------ Stored data

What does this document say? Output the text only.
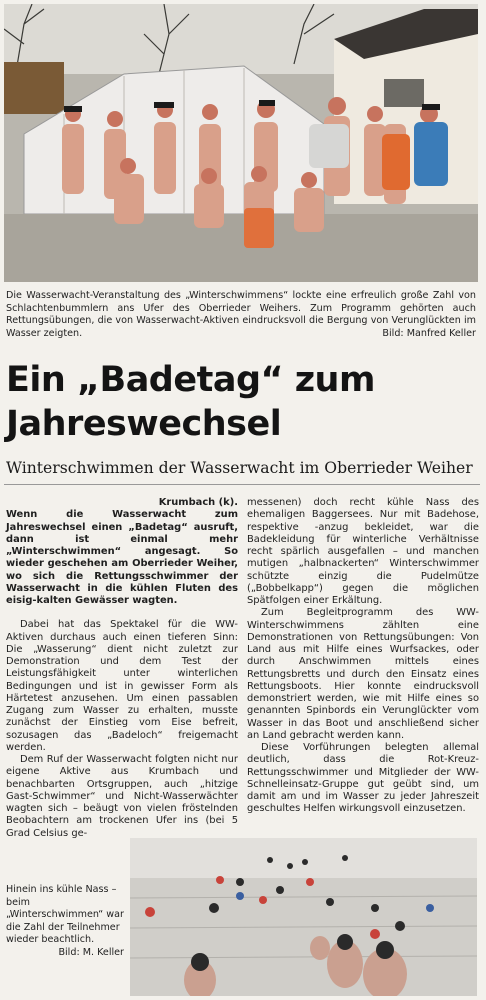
Die Wasserwacht-Veranstaltung des „Winterschwimmens“ lockte eine erfreulich große Zahl von Schlachtenbummlern ans Ufer des Oberrieder Weihers. Zum Programm gehörten auch Rettungsübungen, die von Wasserwacht-Aktiven eindrucksvoll die Bergung von Verunglückten im Wasser zeigten.	Bild: Manfred Keller
Ein „Badetag“ zum
Jahreswechsel
Winterschwimmen der Wasserwacht im Oberrieder Weiher
Krumbach (k).

Wenn die Wasserwacht zum Jahreswechsel einen „Badetag“ ausruft, dann ist einmal mehr „Winterschwimmen“ angesagt. So wieder geschehen am Oberrieder Weiher, wo sich die Rettungsschwimmer der Wasserwacht in die kühlen Fluten des eisig-kalten Gewässer wagten.

Dabei hat das Spektakel für die WW-Aktiven durchaus auch einen tieferen Sinn: Die „Wasserung“ dient nicht zuletzt zur Demonstration und dem Test der Leistungsfähigkeit unter winterlichen Bedingungen und ist in gewisser Form als Härtetest anzusehen. Um einen passablen Zugang zum Wasser zu erhalten, musste zunächst der Einstieg vom Eise befreit, sozusagen das „Badeloch“ freigemacht werden.

Dem Ruf der Wasserwacht folgten nicht nur eigene Aktive aus Krumbach und benachbarten Ortsgruppen, auch „hitzige Gast-Schwimmer“ und Nicht-Wasserwächter wagten sich – beäugt von vielen fröstelnden Beobachtern am trockenen Ufer ins (bei 5 Grad Celsius ge-

messenen) doch recht kühle Nass des ehemaligen Baggersees. Nur mit Badehose, respektive -anzug bekleidet, war die Badekleidung für winterliche Verhältnisse recht spärlich ausgefallen – und manchen mutigen „halbnackerten“ Winterschwimmer schützte einzig die Pudelmütze („Bobbelkapp“) gegen die möglichen Spätfolgen einer Erkältung.

Zum Begleitprogramm des WW-Winterschwimmens zählten eine Demonstrationen von Rettungsübungen: Von Land aus mit Hilfe eines Wurfsackes, oder durch Anschwimmen mittels eines Rettungsbretts und durch den Einsatz eines Rettungsboots. Hier konnte eindrucksvoll demonstriert werden, wie mit Hilfe eines so genannten Spinbords ein Verunglückter vom Wasser in das Boot und anschließend sicher an Land gebracht werden kann.

Diese Vorführungen belegten allemal deutlich, dass die Rot-Kreuz-Rettungsschwimmer und Mitglieder der WW-Schnelleinsatz-Gruppe gut geübt sind, um damit am und im Wasser zu jeder Jahreszeit geschultes Helfen wirkungsvoll einzusetzen.

Hinein ins kühle Nass – beim „Winterschwimmen“ war die Zahl der Teilnehmer wieder beachtlich.
Bild: M. Keller
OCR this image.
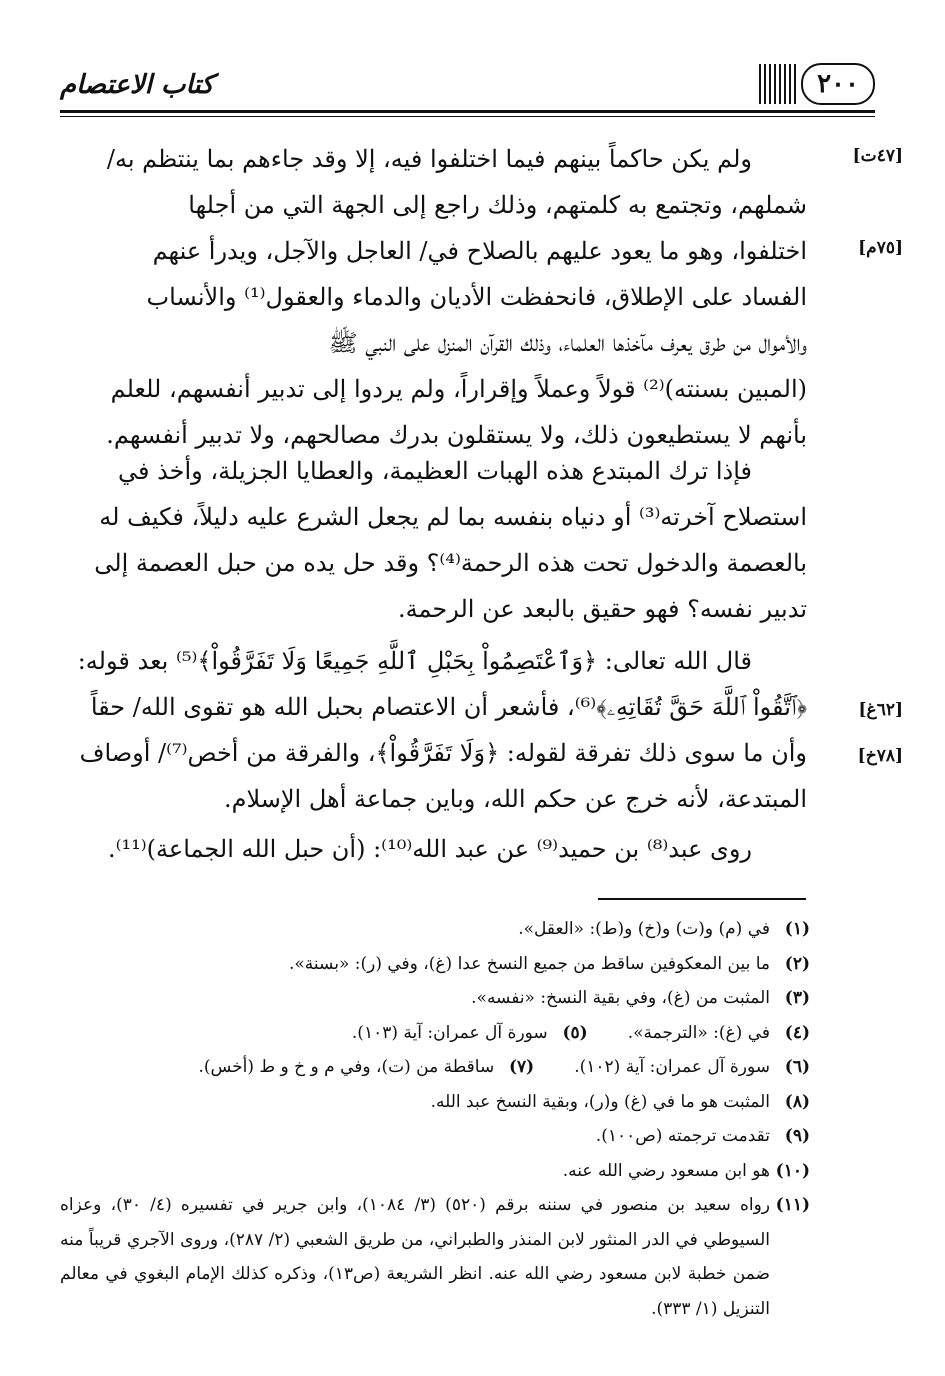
كتاب الاعتصام	٢٠٠
[٤٧ت]
[٧٥م]
[٦٢غ]
[٧٨خ]

ولم يكن حاكماً بينهم فيما اختلفوا فيه، إلا وقد جاءهم بما ينتظم به/

شملهم، وتجتمع به كلمتهم، وذلك راجع إلى الجهة التي من أجلها

اختلفوا، وهو ما يعود عليهم بالصلاح في/ العاجل والآجل، ويدرأ عنهم

الفساد على الإطلاق، فانحفظت الأديان والدماء والعقول⁽¹⁾ والأنساب

والأموال من طرق يعرف مآخذها العلماء، وذلك القرآن المنزل على النبي ﷺ

(المبين بسنته)⁽²⁾ قولاً وعملاً وإقراراً، ولم يردوا إلى تدبير أنفسهم، للعلم

بأنهم لا يستطيعون ذلك، ولا يستقلون بدرك مصالحهم، ولا تدبير أنفسهم.

فإذا ترك المبتدع هذه الهبات العظيمة، والعطايا الجزيلة، وأخذ في

استصلاح آخرته⁽³⁾ أو دنياه بنفسه بما لم يجعل الشرع عليه دليلاً، فكيف له

بالعصمة والدخول تحت هذه الرحمة⁽⁴⁾؟ وقد حل يده من حبل العصمة إلى

تدبير نفسه؟ فهو حقيق بالبعد عن الرحمة.

قال الله تعالى: ﴿وَٱعْتَصِمُواْ بِحَبْلِ ٱللَّهِ جَمِيعًا وَلَا تَفَرَّقُواْ﴾⁽⁵⁾ بعد قوله:

﴿ٱتَّقُواْ ٱللَّهَ حَقَّ تُقَاتِهِۦ﴾⁽⁶⁾، فأشعر أن الاعتصام بحبل الله هو تقوى الله/ حقاً

وأن ما سوى ذلك تفرقة لقوله: ﴿وَلَا تَفَرَّقُواْ﴾، والفرقة من أخص⁽⁷⁾/ أوصاف

المبتدعة، لأنه خرج عن حكم الله، وباين جماعة أهل الإسلام.

روى عبد⁽⁸⁾ بن حميد⁽⁹⁾ عن عبد الله⁽¹⁰⁾: (أن حبل الله الجماعة)⁽¹¹⁾.

(١)
في (م) و(ت) و(خ) و(ط): «العقل».
(٢)
ما بين المعكوفين ساقط من جميع النسخ عدا (غ)، وفي (ر): «بسنة».
(٣)
المثبت من (غ)، وفي بقية النسخ: «نفسه».
(٤)
في (غ): «الترجمة».
(٥)
سورة آل عمران: آية (١٠٣).
(٦)
سورة آل عمران: آية (١٠٢).
(٧)
ساقطة من (ت)، وفي م و خ و ط (أخس).
(٨)
المثبت هو ما في (غ) و(ر)، وبقية النسخ عبد الله.
(٩)
تقدمت ترجمته (ص١٠٠).
(١٠)
هو ابن مسعود رضي الله عنه.
(١١)
رواه سعيد بن منصور في سننه برقم (٥٢٠) (٣/ ١٠٨٤)، وابن جرير في تفسيره (٤/ ٣٠)، وعزاه السيوطي في الدر المنثور لابن المنذر والطبراني، من طريق الشعبي (٢/ ٢٨٧)، وروى الآجري قريباً منه ضمن خطبة لابن مسعود رضي الله عنه. انظر الشريعة (ص١٣)، وذكره كذلك الإمام البغوي في معالم التنزيل (١/ ٣٣٣).
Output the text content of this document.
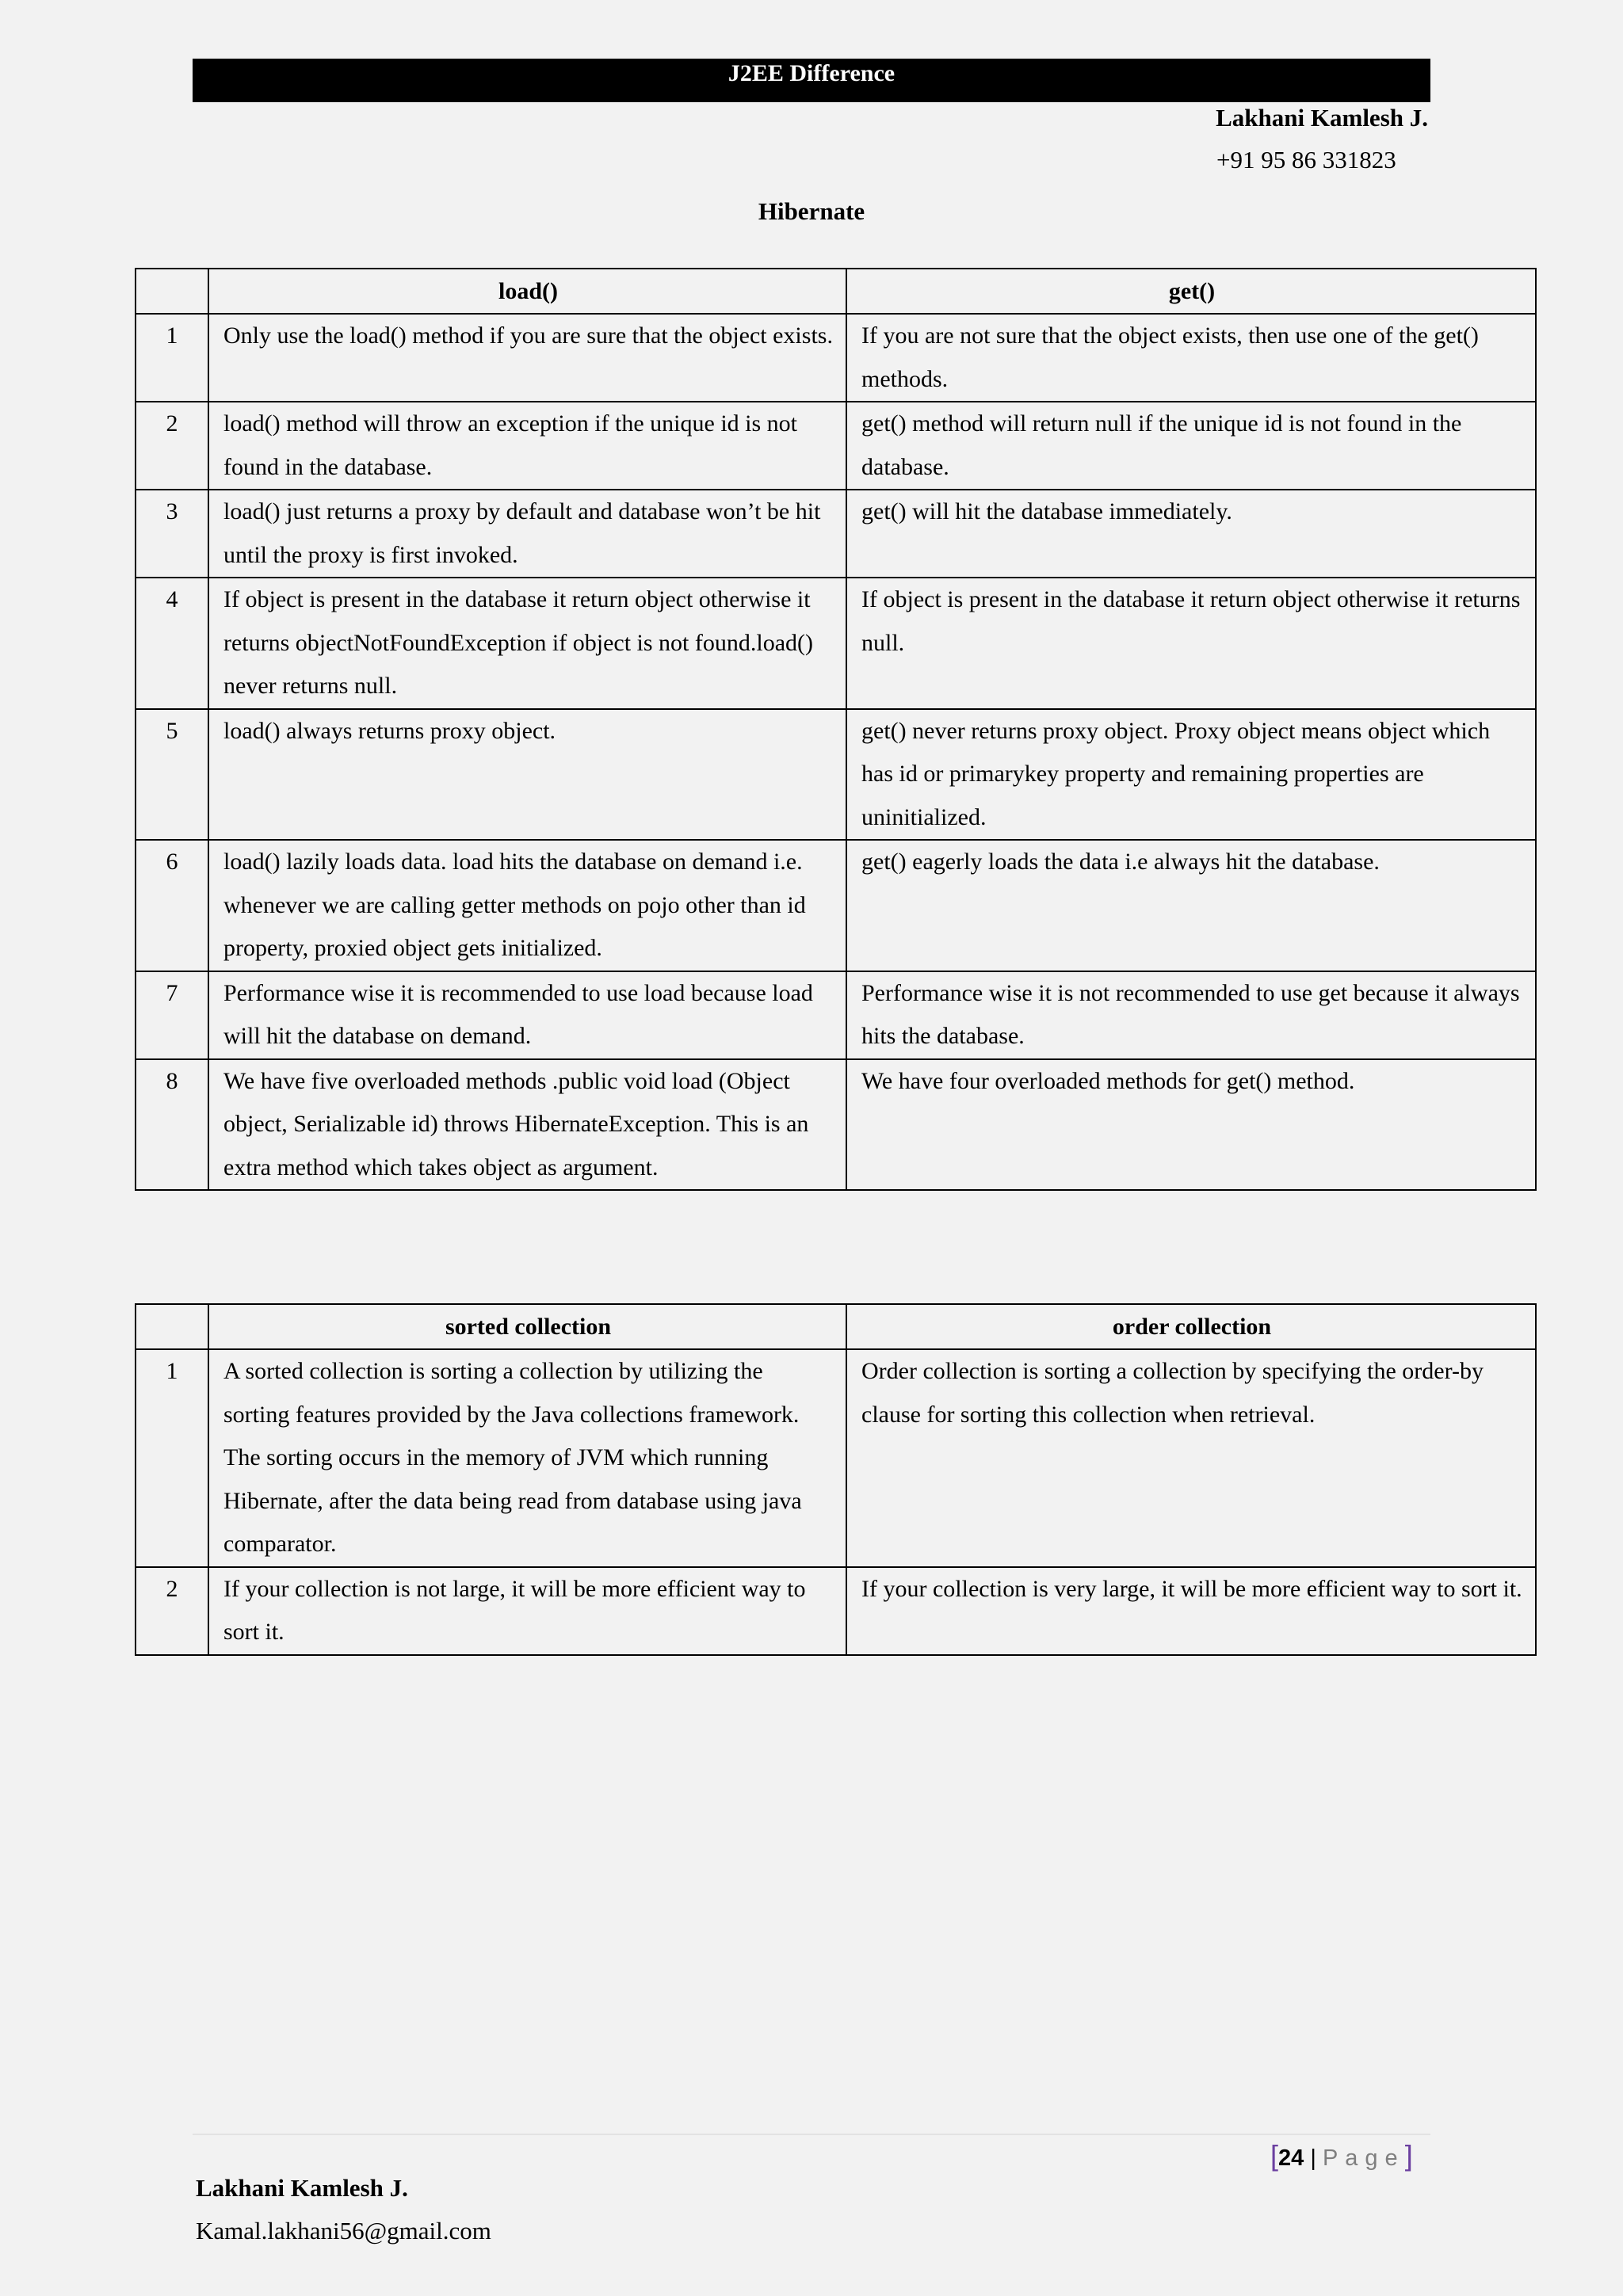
J2EE Difference
Lakhani Kamlesh J.
+91 95 86 331823
Hibernate
	load()	get()
1	Only use the load() method if you are sure that the object exists.	If you are not sure that the object exists, then use one of the get() methods.
2	load() method will throw an exception if the unique id is not found in the database.	get() method will return null if the unique id is not found in the database.
3	load() just returns a proxy by default and database won’t be hit until the proxy is first invoked.	get() will hit the database immediately.
4	If object is present in the database it return object otherwise it returns objectNotFoundException if object is not found.load() never returns null.	If object is present in the database it return object otherwise it returns null.
5	load() always returns proxy object.	get() never returns proxy object. Proxy object means object which has id or primarykey property and remaining properties are uninitialized.
6	load() lazily loads data. load hits the database on demand i.e. whenever we are calling getter methods on pojo other than id property, proxied object gets initialized.	get() eagerly loads the data i.e always hit the database.
7	Performance wise it is recommended to use load because load will hit the database on demand.	Performance wise it is not recommended to use get because it always hits the database.
8	We have five overloaded methods .public void load (Object object, Serializable id) throws HibernateException. This is an extra method which takes object as argument.	We have four overloaded methods for get() method.
	sorted collection	order collection
1	A sorted collection is sorting a collection by utilizing the sorting features provided by the Java collections framework. The sorting occurs in the memory of JVM which running Hibernate, after the data being read from database using java comparator.	Order collection is sorting a collection by specifying the order-by clause for sorting this collection when retrieval.
2	If your collection is not large, it will be more efficient way to sort it.	If your collection is very large, it will be more efficient way to sort it.
[24 | Page]
Lakhani Kamlesh J.
Kamal.lakhani56@gmail.com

------------

### Instructions to follow
In the records above, locate each line with the word "text". Copy all such lines.

### Answer for this exercise
What does this document say? Output the text only.
Output the text content of this document.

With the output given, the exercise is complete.